== AVAILABLE DATA ==
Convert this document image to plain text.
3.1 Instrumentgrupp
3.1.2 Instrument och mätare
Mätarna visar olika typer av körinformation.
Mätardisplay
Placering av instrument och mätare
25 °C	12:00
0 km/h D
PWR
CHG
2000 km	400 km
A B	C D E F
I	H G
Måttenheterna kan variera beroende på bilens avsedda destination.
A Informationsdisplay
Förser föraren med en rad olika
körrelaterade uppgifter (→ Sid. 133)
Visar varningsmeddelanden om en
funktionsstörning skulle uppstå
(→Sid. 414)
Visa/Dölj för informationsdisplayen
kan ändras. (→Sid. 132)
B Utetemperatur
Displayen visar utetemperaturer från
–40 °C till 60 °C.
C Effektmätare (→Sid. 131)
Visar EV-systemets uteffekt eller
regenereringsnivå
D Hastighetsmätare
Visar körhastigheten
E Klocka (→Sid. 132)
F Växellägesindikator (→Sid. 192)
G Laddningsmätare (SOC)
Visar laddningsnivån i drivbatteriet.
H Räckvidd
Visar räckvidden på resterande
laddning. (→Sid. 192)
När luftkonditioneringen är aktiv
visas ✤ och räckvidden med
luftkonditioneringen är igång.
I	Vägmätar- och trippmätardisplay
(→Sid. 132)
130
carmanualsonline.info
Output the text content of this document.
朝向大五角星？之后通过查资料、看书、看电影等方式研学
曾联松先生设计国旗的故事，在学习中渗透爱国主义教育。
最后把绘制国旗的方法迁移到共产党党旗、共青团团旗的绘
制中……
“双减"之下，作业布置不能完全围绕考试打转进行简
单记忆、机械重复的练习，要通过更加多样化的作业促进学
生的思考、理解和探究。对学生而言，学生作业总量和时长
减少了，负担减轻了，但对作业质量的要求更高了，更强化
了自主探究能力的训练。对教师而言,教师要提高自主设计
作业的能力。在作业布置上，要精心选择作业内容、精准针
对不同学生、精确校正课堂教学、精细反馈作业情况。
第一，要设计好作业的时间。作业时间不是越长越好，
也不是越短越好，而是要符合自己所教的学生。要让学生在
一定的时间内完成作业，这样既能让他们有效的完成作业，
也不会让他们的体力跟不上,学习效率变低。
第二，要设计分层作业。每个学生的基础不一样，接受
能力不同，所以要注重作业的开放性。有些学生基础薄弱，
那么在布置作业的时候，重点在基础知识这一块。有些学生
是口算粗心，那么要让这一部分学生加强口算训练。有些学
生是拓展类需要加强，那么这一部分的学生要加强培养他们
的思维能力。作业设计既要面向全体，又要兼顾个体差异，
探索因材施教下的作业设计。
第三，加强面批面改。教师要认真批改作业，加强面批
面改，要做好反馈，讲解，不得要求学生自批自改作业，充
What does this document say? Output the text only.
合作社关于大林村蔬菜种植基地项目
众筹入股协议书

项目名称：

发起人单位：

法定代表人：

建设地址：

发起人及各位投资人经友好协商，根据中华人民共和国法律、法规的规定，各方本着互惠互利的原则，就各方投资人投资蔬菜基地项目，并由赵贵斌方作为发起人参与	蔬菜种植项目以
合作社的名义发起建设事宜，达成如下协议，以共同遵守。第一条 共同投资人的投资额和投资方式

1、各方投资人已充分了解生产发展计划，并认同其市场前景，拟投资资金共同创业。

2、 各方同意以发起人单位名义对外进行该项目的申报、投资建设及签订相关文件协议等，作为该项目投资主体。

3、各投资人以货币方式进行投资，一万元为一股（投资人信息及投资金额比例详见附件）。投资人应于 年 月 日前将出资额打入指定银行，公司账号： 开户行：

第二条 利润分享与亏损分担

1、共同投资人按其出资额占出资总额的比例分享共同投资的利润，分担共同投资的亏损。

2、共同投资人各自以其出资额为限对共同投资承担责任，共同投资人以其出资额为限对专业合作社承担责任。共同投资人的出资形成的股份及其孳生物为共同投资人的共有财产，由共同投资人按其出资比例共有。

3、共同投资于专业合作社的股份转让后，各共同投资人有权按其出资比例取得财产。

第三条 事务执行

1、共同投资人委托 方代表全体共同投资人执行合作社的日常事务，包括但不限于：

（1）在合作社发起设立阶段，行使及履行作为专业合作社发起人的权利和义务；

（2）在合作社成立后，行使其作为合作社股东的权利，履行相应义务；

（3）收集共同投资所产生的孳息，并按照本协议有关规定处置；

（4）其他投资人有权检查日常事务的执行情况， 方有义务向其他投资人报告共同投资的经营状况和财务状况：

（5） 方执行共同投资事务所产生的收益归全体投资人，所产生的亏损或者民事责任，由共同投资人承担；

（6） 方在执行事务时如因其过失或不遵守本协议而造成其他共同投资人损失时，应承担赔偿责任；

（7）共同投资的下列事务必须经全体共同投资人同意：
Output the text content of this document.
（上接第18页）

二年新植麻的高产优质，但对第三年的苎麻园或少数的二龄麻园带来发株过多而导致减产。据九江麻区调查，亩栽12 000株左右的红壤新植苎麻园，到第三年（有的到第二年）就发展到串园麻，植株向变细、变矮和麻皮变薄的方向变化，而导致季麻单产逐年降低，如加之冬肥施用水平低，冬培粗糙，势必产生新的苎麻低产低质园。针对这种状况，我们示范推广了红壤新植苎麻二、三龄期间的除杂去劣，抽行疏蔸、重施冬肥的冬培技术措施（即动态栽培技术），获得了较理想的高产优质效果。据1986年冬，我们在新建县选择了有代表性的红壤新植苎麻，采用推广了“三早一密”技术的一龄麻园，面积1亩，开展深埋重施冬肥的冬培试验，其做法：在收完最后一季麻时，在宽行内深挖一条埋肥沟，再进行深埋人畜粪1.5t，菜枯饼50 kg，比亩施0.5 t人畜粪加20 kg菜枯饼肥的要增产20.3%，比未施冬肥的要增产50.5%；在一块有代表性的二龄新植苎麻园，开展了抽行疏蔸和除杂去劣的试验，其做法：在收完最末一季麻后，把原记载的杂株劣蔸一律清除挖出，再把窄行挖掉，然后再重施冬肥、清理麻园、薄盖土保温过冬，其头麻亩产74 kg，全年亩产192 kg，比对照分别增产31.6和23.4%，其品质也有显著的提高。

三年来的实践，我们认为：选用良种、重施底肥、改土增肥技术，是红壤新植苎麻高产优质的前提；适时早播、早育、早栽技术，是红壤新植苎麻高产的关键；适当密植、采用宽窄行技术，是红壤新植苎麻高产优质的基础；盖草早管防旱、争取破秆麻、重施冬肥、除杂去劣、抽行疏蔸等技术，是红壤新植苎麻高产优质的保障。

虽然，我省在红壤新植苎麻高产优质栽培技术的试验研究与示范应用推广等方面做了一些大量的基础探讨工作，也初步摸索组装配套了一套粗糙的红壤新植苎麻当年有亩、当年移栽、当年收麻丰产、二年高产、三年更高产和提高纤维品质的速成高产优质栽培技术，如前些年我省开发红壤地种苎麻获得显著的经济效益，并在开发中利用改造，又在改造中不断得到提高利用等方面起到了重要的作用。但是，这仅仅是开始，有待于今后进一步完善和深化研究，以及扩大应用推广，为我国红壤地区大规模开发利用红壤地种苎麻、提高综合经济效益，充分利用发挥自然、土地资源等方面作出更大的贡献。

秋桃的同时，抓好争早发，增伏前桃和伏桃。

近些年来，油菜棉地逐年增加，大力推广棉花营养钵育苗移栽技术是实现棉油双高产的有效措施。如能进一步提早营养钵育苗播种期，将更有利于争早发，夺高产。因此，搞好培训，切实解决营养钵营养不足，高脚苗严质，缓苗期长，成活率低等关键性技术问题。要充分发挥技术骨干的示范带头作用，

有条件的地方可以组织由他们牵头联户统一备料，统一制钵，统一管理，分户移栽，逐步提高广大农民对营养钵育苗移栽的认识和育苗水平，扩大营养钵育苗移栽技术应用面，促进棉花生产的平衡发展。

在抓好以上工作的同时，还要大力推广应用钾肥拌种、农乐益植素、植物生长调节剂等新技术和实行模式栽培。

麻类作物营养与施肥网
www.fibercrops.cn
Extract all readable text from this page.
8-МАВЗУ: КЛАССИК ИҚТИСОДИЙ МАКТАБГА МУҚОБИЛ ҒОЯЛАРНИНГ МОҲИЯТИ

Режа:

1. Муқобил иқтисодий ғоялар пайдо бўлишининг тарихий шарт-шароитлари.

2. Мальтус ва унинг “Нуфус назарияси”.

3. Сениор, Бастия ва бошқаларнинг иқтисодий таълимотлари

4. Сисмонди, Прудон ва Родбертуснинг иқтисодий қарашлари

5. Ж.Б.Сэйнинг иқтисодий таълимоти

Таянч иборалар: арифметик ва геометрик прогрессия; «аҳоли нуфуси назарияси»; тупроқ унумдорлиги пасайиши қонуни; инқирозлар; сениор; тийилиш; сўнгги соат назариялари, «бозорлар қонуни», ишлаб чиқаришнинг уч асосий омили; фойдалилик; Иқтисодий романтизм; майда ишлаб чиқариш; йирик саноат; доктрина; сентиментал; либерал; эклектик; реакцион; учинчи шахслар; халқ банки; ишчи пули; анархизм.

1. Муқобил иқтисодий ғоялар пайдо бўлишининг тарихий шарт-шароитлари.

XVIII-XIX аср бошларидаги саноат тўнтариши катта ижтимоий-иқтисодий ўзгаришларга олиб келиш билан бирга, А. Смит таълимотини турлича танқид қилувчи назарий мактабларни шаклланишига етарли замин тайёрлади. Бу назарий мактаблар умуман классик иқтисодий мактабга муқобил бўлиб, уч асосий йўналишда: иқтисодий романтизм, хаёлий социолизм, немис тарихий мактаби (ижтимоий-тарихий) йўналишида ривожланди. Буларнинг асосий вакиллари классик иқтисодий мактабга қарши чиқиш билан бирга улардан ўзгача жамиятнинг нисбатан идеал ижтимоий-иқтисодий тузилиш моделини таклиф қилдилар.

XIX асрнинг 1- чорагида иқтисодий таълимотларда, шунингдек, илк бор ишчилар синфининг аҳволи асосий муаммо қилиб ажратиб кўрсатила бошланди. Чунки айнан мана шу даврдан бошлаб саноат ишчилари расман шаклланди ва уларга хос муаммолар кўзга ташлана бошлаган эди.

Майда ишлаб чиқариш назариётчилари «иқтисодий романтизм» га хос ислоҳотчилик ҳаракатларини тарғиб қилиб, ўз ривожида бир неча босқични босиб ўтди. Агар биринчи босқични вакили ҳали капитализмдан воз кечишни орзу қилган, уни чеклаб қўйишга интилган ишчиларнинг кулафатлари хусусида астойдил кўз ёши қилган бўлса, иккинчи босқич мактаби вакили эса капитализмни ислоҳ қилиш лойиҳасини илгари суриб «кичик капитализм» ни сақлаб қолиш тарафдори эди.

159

== WORK REQUIRED ==
Wherever a line in the data above holds "document", copy that line.

== EXERCISE RESULT ==
Convert this document image to plain text.
Output the text content of this document.
What does this document say? Output the text only.
Output the text content of this document.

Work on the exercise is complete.